WHAT IS ASKED
Copy out the entries exactly, from the first line to the last.

Some records:
^^^^^^^^^^^^^^^^

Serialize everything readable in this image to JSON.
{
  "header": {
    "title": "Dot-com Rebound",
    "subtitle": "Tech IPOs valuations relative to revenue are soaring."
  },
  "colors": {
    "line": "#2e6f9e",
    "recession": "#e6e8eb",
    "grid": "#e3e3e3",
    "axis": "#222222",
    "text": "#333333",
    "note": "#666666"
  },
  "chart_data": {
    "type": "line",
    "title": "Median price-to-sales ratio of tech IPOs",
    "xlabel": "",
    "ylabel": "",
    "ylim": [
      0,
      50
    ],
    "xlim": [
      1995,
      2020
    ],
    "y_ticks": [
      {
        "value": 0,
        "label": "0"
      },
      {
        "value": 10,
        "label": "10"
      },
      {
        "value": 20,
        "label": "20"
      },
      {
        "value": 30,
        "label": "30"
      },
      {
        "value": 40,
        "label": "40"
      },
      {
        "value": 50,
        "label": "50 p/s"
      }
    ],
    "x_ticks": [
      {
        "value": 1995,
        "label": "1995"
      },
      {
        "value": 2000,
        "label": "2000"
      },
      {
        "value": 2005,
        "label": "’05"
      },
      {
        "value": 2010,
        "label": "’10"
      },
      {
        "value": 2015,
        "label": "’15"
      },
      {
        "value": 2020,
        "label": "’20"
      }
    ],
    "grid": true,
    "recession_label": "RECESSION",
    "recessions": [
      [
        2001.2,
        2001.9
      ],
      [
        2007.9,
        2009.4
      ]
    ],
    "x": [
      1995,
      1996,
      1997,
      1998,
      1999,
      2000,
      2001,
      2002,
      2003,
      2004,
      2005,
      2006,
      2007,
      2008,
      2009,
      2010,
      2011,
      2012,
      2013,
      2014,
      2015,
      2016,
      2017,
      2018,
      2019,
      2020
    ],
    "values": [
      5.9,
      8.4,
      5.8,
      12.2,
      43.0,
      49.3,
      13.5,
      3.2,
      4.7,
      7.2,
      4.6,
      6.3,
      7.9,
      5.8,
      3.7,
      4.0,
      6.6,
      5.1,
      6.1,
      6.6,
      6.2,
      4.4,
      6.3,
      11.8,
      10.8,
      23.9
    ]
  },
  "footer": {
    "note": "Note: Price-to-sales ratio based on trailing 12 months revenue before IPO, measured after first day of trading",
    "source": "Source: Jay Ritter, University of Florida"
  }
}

^^^^^^^^^^^^^^^^

RESPONSE
Serialize everything readable in this image to JSON.
{
  "header": {
    "title": "Dot-com Rebound",
    "subtitle": "Tech IPOs valuations relative to revenue are soaring."
  },
  "colors": {
    "line": "#2e6f9e",
    "recession": "#e6e8eb",
    "grid": "#e3e3e3",
    "axis": "#222222",
    "text": "#333333",
    "note": "#666666"
  },
  "chart_data": {
    "type": "line",
    "title": "Median price-to-sales ratio of tech IPOs",
    "xlabel": "",
    "ylabel": "",
    "ylim": [
      0,
      50
    ],
    "xlim": [
      1995,
      2020
    ],
    "y_ticks": [
      {
        "value": 0,
        "label": "0"
      },
      {
        "value": 10,
        "label": "10"
      },
      {
        "value": 20,
        "label": "20"
      },
      {
        "value": 30,
        "label": "30"
      },
      {
        "value": 40,
        "label": "40"
      },
      {
        "value": 50,
        "label": "50 p/s"
      }
    ],
    "x_ticks": [
      {
        "value": 1995,
        "label": "1995"
      },
      {
        "value": 2000,
        "label": "2000"
      },
      {
        "value": 2005,
        "label": "’05"
      },
      {
        "value": 2010,
        "label": "’10"
      },
      {
        "value": 2015,
        "label": "’15"
      },
      {
        "value": 2020,
        "label": "’20"
      }
    ],
    "grid": true,
    "recession_label": "RECESSION",
    "recessions": [
      [
        2001.2,
        2001.9
      ],
      [
        2007.9,
        2009.4
      ]
    ],
    "x": [
      1995,
      1996,
      1997,
      1998,
      1999,
      2000,
      2001,
      2002,
      2003,
      2004,
      2005,
      2006,
      2007,
      2008,
      2009,
      2010,
      2011,
      2012,
      2013,
      2014,
      2015,
      2016,
      2017,
      2018,
      2019,
      2020
    ],
    "values": [
      5.9,
      8.4,
      5.8,
      12.2,
      43.0,
      49.3,
      13.5,
      3.2,
      4.7,
      7.2,
      4.6,
      6.3,
      7.9,
      5.8,
      3.7,
      4.0,
      6.6,
      5.1,
      6.1,
      6.6,
      6.2,
      4.4,
      6.3,
      11.8,
      10.8,
      23.9
    ]
  },
  "footer": {
    "note": "Note: Price-to-sales ratio based on trailing 12 months revenue before IPO, measured after first day of trading",
    "source": "Source: Jay Ritter, University of Florida"
  }
}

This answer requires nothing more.